## Task details
Wherever the string "this" occurs in a line of these records, report that line.

## Data for the task
## start

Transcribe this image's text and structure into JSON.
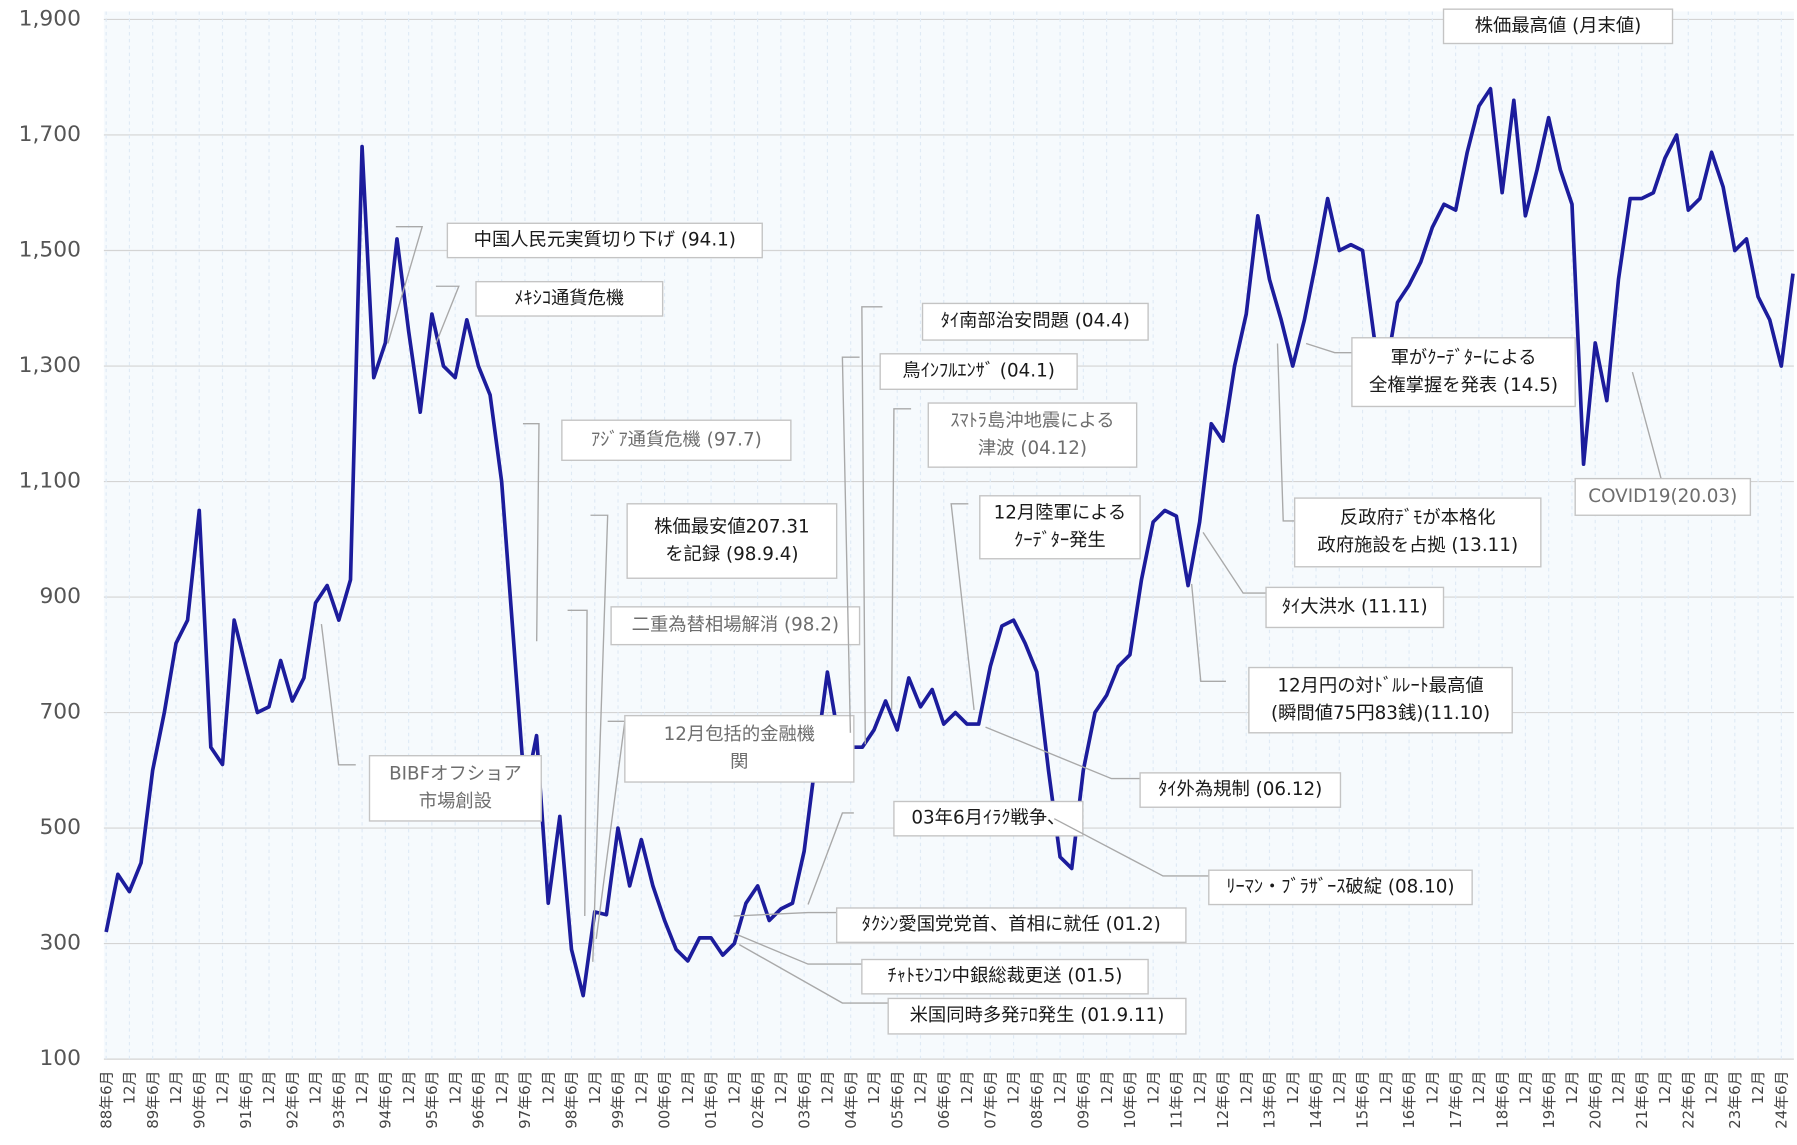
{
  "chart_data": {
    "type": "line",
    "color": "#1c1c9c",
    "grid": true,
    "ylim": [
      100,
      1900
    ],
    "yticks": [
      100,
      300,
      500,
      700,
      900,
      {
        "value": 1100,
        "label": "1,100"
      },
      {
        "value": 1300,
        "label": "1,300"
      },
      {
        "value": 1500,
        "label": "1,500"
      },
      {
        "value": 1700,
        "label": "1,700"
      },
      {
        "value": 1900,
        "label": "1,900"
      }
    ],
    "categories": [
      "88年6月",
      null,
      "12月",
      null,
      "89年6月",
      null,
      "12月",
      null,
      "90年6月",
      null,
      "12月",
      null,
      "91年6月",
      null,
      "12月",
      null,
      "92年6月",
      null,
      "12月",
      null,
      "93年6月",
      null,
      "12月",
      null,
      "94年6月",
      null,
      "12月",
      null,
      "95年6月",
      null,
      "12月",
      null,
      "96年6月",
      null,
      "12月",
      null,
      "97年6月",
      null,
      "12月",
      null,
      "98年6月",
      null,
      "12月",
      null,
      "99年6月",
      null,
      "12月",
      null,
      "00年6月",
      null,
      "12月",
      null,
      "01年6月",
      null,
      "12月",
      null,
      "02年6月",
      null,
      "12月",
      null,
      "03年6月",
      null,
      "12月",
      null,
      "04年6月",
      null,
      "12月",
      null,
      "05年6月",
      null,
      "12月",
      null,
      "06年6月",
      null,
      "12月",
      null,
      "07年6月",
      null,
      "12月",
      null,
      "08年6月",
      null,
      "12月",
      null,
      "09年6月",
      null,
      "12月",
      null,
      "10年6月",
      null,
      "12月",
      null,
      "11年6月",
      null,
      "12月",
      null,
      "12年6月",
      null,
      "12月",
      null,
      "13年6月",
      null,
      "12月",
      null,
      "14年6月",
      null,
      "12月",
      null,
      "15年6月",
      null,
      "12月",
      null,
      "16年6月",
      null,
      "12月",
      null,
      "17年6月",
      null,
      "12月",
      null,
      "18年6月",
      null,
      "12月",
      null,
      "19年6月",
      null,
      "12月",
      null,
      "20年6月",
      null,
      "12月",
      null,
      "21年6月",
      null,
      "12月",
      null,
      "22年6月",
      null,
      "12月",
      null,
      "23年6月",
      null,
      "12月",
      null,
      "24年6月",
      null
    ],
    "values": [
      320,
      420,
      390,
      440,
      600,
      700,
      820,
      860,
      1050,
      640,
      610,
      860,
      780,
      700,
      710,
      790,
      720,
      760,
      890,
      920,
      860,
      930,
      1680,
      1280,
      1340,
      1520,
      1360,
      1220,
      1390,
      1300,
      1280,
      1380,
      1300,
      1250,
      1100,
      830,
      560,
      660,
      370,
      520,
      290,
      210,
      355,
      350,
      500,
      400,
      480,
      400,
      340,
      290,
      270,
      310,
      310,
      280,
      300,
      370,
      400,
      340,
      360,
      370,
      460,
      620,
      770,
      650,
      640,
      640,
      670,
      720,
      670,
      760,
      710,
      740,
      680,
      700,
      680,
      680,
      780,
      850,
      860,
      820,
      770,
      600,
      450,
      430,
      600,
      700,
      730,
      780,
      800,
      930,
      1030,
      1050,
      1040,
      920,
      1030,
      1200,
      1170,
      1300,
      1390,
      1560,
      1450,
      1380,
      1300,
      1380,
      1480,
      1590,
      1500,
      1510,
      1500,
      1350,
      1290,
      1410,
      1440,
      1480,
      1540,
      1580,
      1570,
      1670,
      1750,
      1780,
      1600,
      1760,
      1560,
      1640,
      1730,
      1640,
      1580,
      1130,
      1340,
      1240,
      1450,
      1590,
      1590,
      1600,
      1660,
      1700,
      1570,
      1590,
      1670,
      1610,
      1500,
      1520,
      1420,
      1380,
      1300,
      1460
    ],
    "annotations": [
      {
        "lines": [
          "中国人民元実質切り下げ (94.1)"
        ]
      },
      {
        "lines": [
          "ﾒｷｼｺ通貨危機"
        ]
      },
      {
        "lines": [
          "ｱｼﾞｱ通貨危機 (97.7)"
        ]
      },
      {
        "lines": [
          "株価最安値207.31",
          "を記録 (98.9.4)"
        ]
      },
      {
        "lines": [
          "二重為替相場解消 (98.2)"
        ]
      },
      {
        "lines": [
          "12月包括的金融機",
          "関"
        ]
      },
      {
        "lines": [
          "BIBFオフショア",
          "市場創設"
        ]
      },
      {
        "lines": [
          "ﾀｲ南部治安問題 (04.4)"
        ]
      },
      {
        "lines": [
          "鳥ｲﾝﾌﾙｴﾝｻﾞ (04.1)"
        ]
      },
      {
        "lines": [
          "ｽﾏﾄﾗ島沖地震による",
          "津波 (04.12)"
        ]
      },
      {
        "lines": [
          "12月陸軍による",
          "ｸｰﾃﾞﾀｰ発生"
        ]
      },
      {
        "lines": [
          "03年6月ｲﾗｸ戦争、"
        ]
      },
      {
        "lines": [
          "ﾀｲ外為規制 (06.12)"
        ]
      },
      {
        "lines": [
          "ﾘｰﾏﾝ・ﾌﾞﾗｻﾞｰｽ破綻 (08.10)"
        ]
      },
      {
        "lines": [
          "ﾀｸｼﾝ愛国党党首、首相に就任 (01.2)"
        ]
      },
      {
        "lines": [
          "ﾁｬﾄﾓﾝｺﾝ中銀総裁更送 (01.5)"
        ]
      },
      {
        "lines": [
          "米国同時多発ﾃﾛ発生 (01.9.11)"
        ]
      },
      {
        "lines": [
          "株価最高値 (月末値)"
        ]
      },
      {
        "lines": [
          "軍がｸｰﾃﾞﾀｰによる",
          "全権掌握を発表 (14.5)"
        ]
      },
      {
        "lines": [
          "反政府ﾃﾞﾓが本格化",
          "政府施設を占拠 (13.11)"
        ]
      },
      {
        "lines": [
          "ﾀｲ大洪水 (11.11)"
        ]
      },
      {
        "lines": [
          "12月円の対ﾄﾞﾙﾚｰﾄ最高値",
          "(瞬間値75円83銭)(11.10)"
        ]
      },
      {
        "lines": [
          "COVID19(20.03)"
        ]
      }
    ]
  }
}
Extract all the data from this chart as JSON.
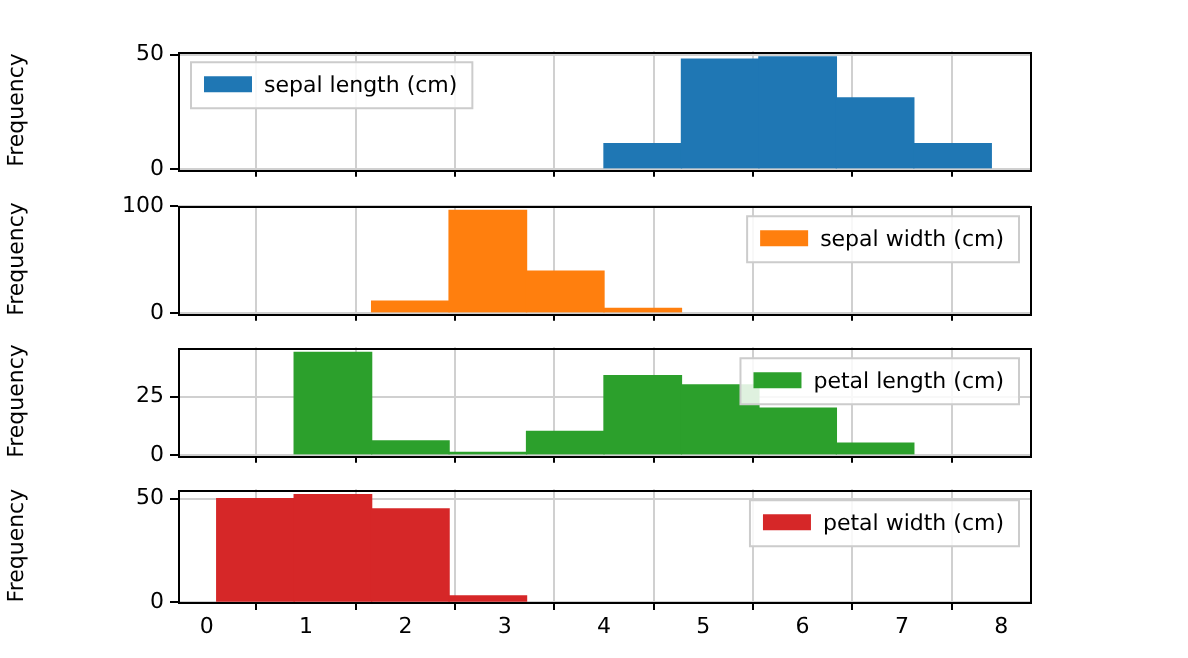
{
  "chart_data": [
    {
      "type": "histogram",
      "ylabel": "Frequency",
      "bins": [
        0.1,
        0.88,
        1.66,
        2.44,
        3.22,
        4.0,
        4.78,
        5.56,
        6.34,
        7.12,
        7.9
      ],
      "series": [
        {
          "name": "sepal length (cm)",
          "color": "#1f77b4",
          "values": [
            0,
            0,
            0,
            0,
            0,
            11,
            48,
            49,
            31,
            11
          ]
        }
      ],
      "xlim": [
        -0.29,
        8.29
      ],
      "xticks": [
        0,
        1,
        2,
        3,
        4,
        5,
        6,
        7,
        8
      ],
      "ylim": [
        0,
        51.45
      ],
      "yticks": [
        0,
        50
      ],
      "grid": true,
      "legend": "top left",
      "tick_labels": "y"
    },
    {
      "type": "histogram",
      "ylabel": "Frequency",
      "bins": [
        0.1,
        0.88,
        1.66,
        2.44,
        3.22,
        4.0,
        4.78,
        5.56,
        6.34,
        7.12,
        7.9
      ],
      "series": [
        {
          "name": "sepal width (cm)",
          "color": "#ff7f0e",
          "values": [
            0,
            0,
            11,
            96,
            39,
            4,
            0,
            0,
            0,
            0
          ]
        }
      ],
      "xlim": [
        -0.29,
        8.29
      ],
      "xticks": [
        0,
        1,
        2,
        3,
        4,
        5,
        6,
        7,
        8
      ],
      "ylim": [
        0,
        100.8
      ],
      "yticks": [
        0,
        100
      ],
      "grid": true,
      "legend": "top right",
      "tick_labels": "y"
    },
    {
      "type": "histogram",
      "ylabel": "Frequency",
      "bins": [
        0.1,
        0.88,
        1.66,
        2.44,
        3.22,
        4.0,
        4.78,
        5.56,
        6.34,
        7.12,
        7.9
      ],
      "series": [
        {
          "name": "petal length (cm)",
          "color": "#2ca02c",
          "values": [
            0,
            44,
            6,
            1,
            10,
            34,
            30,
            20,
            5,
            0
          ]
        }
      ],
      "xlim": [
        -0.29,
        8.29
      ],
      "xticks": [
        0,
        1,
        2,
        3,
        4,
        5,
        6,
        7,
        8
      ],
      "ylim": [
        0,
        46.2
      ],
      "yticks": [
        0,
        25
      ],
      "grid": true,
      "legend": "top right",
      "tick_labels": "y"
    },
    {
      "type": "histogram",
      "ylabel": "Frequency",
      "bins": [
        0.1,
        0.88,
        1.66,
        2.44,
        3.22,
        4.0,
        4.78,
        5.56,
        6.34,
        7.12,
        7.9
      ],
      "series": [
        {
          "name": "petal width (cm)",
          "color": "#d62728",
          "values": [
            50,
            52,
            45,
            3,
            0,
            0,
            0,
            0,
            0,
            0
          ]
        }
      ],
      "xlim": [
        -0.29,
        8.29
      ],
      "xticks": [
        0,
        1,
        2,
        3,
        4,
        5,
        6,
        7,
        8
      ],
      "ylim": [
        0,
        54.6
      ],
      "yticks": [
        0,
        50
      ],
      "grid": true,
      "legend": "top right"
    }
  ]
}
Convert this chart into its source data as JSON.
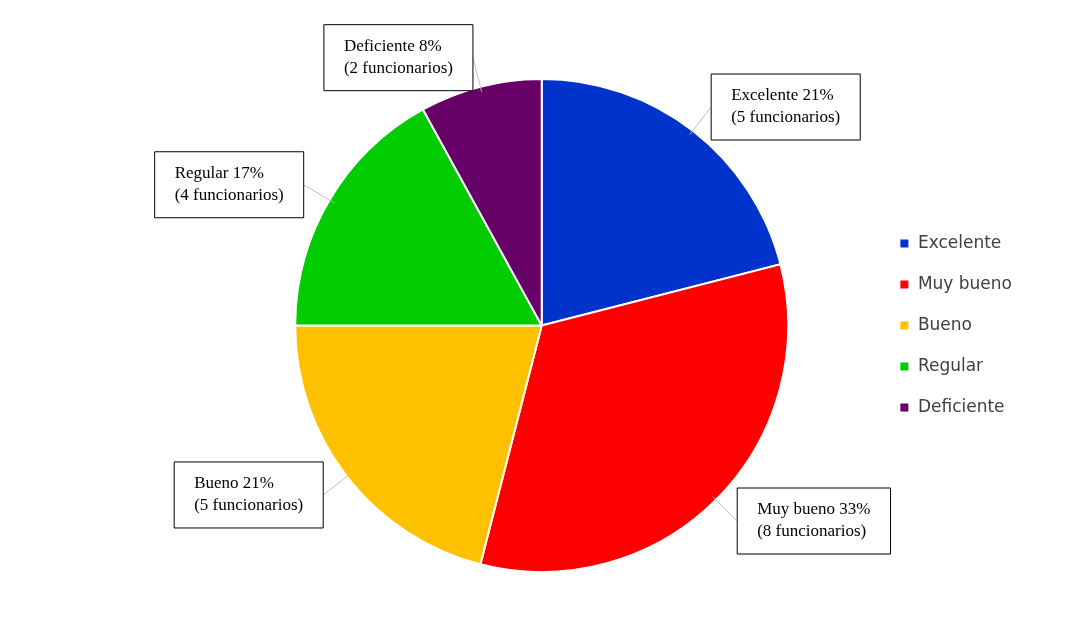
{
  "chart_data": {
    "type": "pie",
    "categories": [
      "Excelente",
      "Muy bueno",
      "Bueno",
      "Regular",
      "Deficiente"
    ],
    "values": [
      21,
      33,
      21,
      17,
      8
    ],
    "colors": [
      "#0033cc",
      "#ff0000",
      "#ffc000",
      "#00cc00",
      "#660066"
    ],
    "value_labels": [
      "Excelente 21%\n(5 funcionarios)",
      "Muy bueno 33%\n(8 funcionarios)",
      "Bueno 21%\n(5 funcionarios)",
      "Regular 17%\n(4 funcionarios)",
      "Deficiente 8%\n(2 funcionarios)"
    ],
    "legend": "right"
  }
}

## end

## Final answer
Transcribe this image's text and structure into JSON.
Extract all the data from this chart as JSON.
Convert this chart into its source data as JSON.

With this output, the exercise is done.